* _INPUT MATERIAL_
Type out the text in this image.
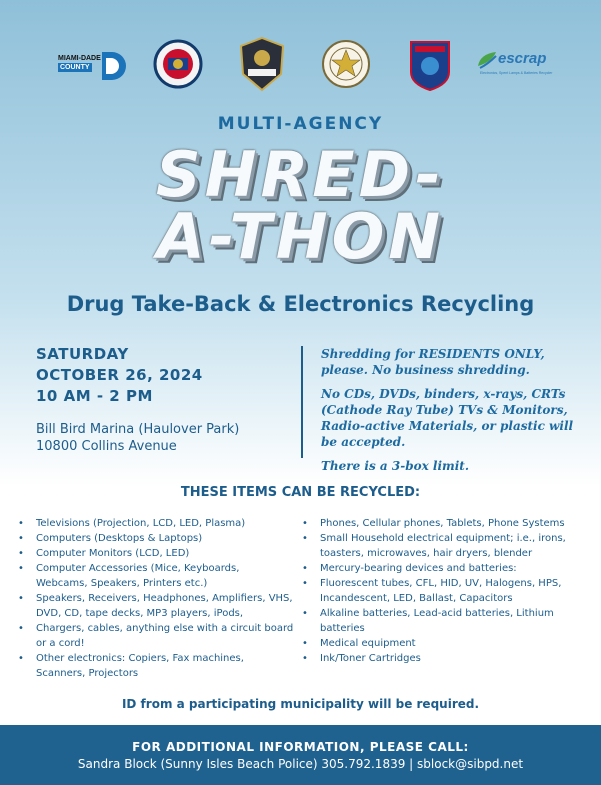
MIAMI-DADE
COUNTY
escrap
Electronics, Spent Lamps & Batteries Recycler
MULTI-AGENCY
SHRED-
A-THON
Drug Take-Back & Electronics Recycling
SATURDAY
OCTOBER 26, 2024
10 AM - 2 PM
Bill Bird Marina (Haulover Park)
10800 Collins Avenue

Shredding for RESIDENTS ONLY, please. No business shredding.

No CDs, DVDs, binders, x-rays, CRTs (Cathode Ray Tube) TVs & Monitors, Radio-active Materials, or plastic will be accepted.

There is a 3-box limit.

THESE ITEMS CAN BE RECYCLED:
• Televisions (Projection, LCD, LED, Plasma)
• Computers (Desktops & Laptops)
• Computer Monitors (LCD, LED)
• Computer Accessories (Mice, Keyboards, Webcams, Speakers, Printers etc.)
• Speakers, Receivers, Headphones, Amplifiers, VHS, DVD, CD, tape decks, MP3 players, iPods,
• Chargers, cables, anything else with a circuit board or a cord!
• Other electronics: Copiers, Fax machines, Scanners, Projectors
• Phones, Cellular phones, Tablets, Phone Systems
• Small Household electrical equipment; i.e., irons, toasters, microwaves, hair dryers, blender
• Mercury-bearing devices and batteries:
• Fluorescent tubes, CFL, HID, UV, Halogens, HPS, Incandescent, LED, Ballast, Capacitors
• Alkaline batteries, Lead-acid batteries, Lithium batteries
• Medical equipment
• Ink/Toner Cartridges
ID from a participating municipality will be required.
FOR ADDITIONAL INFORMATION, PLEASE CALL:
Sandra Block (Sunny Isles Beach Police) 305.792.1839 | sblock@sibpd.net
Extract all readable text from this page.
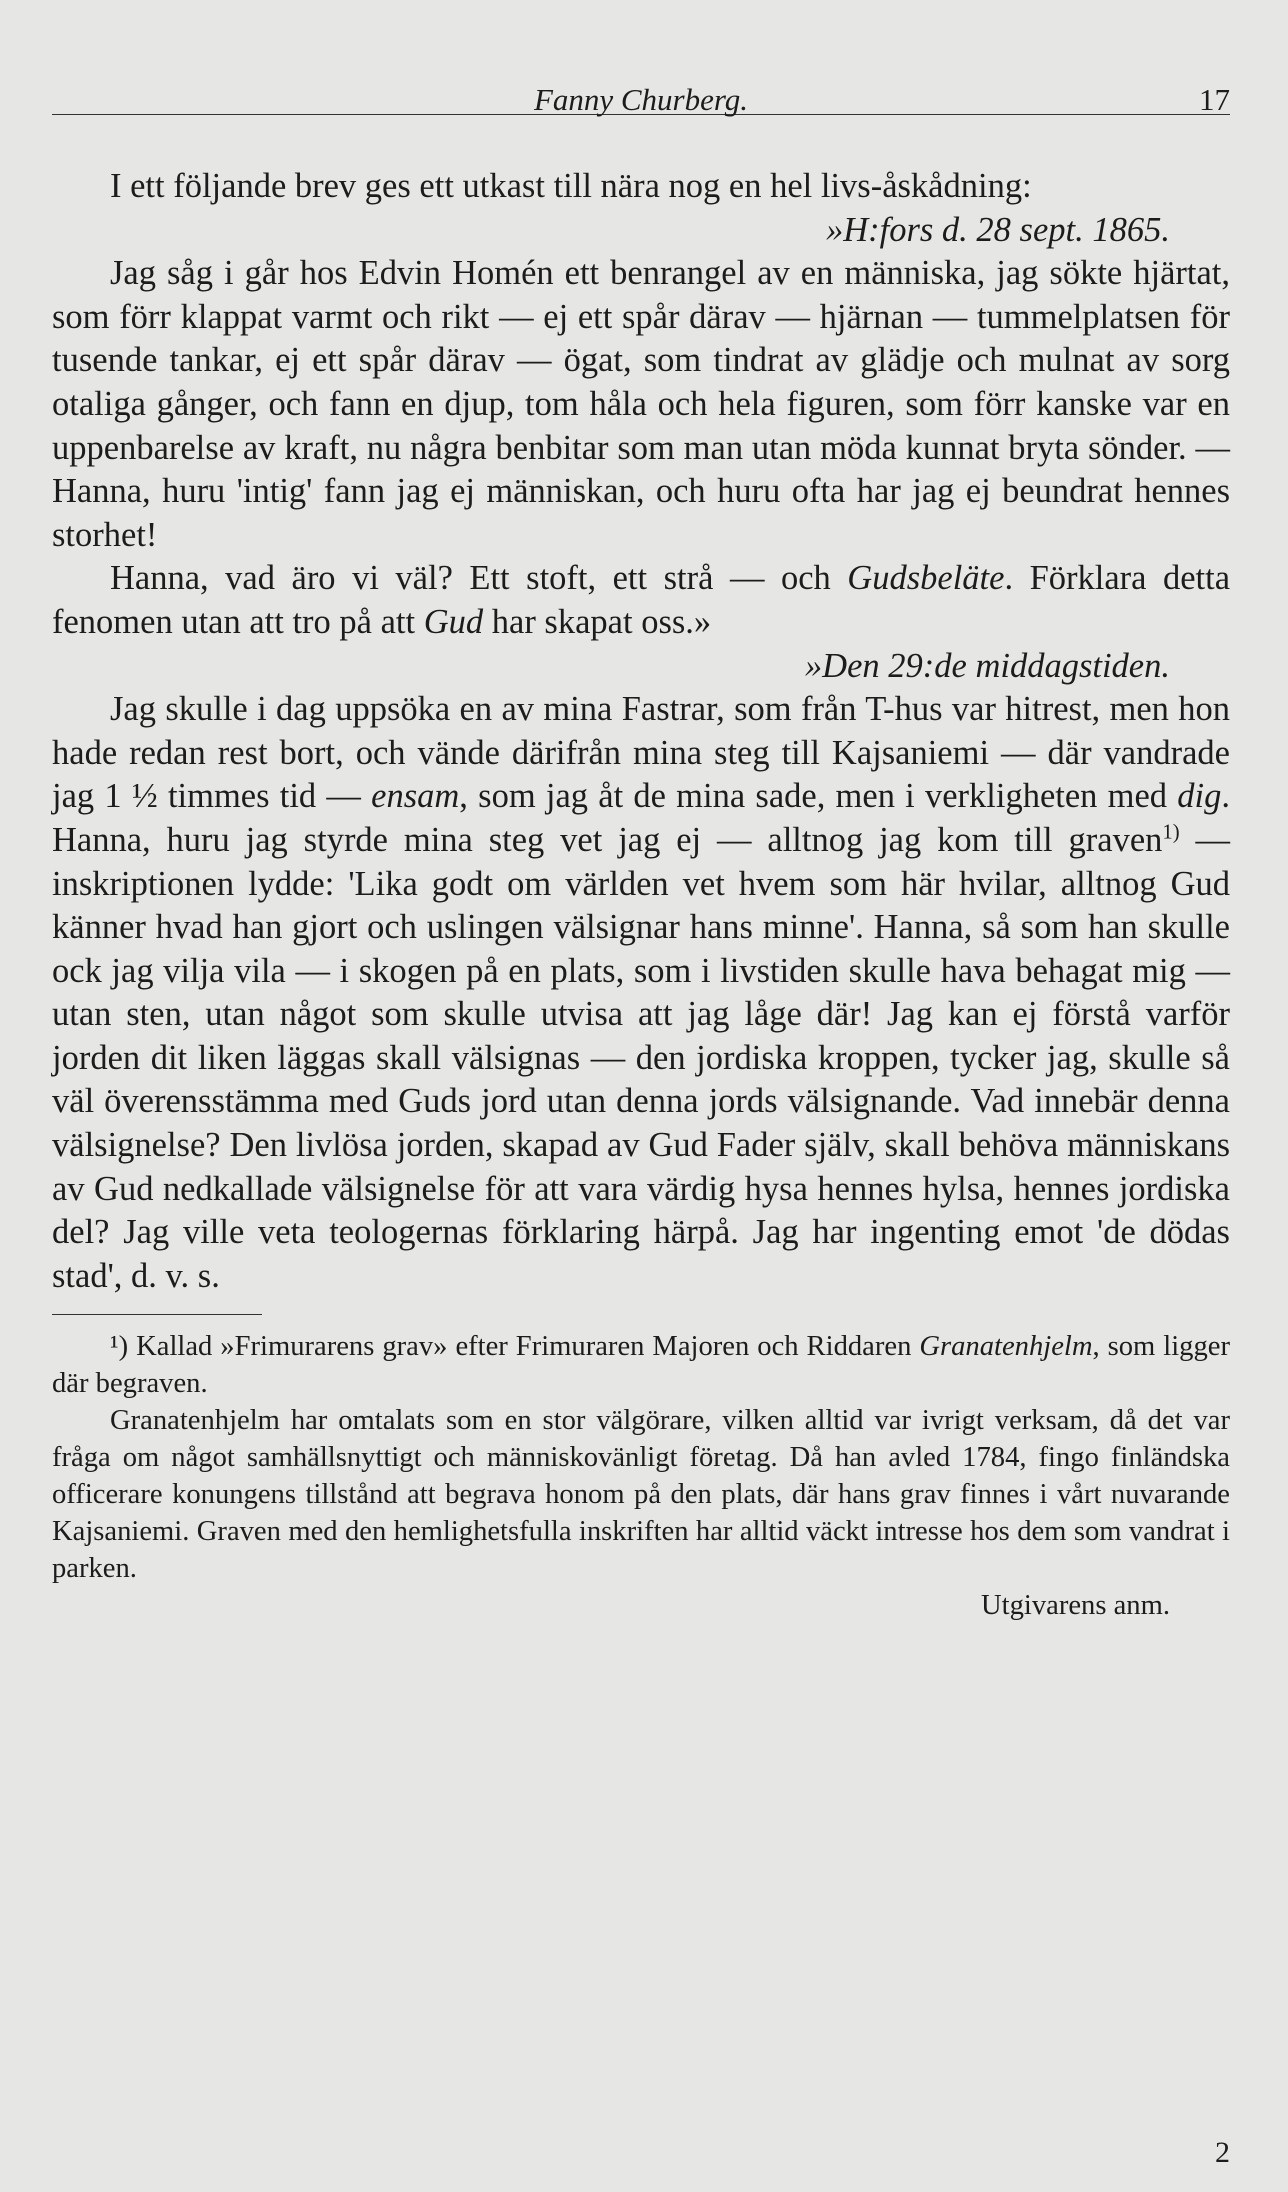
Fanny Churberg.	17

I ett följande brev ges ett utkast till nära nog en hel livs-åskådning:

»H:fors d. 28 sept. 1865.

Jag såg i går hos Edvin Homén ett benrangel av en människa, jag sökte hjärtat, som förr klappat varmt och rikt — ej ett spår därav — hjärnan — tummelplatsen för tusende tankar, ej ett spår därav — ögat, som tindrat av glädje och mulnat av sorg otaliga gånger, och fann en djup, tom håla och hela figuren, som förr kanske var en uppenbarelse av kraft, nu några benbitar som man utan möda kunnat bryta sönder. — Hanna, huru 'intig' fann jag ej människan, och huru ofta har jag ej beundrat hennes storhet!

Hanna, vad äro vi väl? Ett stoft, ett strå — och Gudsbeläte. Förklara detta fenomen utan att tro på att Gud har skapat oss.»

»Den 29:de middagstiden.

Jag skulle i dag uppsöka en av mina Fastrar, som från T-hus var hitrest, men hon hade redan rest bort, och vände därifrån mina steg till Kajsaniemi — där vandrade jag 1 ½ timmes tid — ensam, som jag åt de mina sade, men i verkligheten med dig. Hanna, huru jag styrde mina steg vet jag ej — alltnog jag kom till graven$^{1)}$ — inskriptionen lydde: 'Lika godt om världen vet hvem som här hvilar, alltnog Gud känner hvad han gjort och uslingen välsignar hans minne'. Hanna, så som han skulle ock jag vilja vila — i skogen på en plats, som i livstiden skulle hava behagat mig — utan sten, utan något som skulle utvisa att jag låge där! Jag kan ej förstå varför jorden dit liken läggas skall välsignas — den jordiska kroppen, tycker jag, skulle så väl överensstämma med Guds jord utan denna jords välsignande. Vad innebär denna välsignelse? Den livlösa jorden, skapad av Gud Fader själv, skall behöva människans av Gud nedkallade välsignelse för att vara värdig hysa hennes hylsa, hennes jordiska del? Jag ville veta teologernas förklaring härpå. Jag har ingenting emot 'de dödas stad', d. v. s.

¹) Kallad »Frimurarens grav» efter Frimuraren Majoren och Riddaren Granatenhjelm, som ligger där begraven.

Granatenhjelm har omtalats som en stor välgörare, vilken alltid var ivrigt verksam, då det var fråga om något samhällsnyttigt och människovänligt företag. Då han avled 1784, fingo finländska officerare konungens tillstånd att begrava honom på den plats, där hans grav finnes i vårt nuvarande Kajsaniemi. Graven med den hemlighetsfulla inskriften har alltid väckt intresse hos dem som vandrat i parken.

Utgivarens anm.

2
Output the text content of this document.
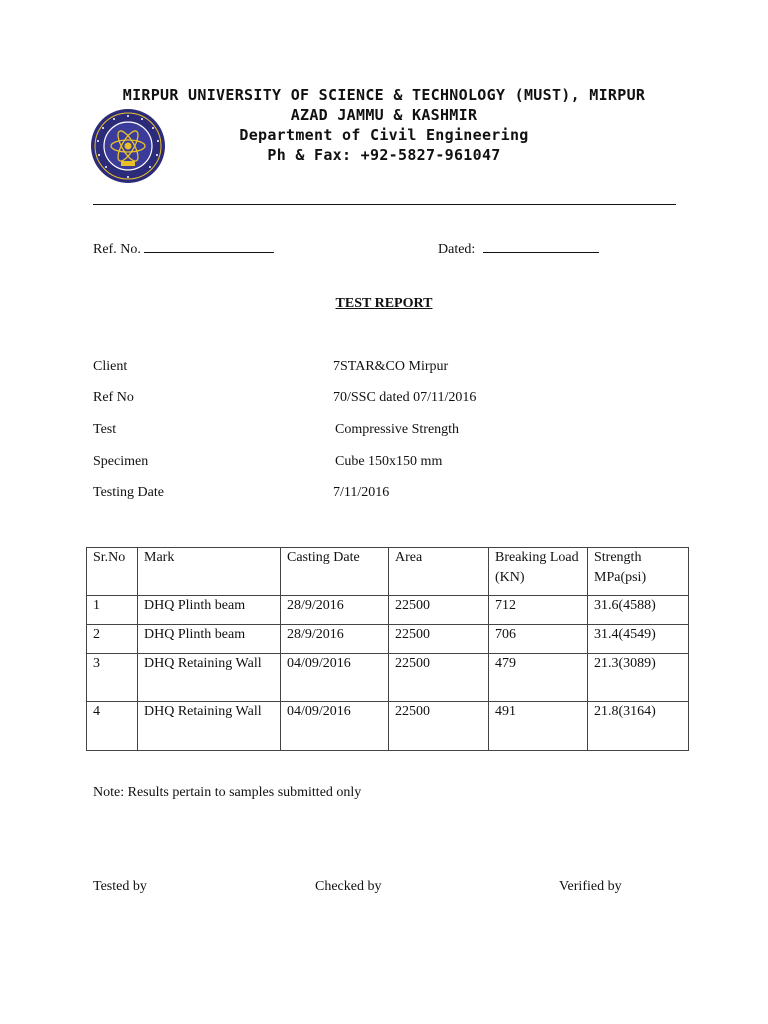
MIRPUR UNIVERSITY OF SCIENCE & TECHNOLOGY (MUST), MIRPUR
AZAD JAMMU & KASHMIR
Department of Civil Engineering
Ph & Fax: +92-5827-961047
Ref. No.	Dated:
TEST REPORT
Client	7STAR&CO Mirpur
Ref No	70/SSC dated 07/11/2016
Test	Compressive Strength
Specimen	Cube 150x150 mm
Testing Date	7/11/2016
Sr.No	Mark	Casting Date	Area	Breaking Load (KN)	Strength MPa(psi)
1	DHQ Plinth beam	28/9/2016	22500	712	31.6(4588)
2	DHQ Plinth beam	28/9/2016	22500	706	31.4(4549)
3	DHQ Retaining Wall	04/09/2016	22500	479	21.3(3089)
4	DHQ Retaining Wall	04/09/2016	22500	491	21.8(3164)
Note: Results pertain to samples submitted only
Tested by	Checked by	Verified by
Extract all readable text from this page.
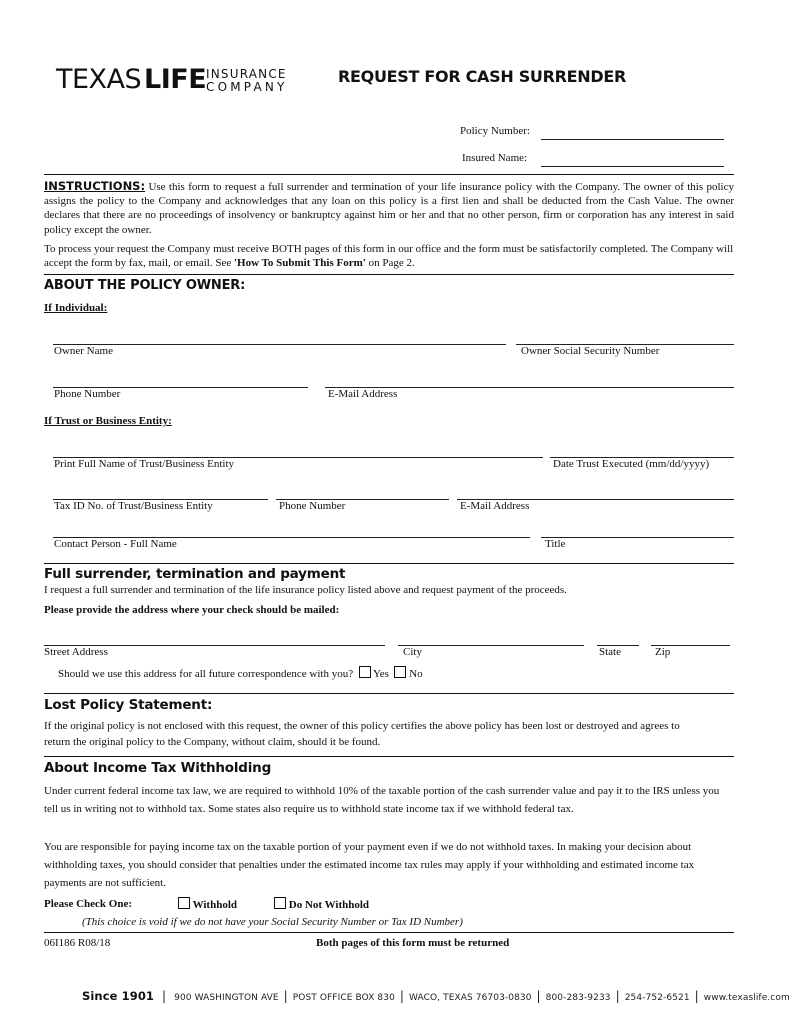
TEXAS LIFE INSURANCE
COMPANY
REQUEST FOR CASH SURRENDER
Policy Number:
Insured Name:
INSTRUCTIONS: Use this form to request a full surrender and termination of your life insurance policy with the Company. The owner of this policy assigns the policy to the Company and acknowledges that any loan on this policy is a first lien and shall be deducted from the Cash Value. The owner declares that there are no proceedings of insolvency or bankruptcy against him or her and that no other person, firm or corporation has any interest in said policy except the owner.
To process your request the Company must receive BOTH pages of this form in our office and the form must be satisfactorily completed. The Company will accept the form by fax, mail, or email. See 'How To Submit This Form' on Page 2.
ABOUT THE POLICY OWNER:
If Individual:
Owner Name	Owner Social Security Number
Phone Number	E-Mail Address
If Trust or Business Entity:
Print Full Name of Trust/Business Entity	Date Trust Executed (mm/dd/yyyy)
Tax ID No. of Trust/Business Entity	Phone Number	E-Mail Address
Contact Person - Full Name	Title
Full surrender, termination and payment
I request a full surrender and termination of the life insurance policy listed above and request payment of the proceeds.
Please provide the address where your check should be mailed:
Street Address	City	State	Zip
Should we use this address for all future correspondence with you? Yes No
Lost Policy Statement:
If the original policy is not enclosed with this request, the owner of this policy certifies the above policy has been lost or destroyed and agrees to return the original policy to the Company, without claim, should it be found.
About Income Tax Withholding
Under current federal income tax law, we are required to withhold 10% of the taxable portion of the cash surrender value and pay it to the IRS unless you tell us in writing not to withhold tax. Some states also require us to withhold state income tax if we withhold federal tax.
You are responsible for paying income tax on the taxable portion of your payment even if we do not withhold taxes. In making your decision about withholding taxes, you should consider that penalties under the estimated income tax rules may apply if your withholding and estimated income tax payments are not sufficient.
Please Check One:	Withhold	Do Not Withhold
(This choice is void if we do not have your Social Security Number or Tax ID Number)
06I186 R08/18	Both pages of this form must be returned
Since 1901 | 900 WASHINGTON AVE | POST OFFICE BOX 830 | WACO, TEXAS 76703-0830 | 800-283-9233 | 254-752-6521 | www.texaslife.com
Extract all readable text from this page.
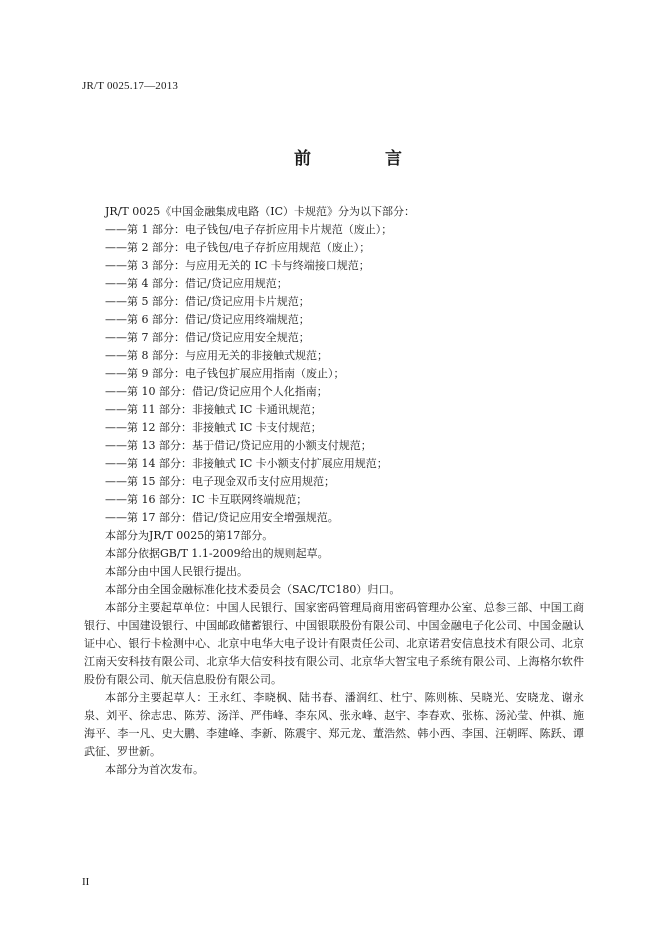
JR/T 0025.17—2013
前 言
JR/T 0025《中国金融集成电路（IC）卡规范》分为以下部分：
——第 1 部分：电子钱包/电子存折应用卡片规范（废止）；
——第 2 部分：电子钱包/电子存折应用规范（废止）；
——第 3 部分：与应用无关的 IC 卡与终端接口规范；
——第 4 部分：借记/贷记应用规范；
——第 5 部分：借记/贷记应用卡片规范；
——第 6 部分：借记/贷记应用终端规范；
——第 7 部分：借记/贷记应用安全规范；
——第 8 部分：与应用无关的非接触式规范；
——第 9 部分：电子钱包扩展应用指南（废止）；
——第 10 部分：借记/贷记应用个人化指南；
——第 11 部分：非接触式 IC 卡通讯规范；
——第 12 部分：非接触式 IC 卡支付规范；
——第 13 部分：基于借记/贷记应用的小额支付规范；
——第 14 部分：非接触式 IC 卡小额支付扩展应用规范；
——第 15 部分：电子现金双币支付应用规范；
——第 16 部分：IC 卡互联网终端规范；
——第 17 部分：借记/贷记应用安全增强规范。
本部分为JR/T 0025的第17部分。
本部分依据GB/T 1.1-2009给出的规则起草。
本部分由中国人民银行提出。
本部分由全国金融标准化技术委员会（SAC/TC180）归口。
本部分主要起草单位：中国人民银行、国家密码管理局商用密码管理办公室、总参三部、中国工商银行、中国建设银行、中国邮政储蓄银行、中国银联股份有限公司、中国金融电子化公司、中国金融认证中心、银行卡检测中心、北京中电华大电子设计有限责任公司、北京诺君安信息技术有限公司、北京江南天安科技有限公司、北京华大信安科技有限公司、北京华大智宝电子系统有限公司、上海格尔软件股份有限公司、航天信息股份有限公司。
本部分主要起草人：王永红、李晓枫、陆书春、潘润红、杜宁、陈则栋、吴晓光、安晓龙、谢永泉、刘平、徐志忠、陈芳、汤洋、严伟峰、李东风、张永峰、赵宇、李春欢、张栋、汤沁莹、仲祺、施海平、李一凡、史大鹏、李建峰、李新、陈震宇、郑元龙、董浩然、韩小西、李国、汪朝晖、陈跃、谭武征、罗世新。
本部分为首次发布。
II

* _REQUIREMENT_
In the records above, locate the lines holding the word "Strength". Copy each of them.

* _TASK SOLUTION_
Test	Compressive Strength
Sr.No	Mark	Casting Date	Area	Breaking Load (KN)	Strength MPa(psi)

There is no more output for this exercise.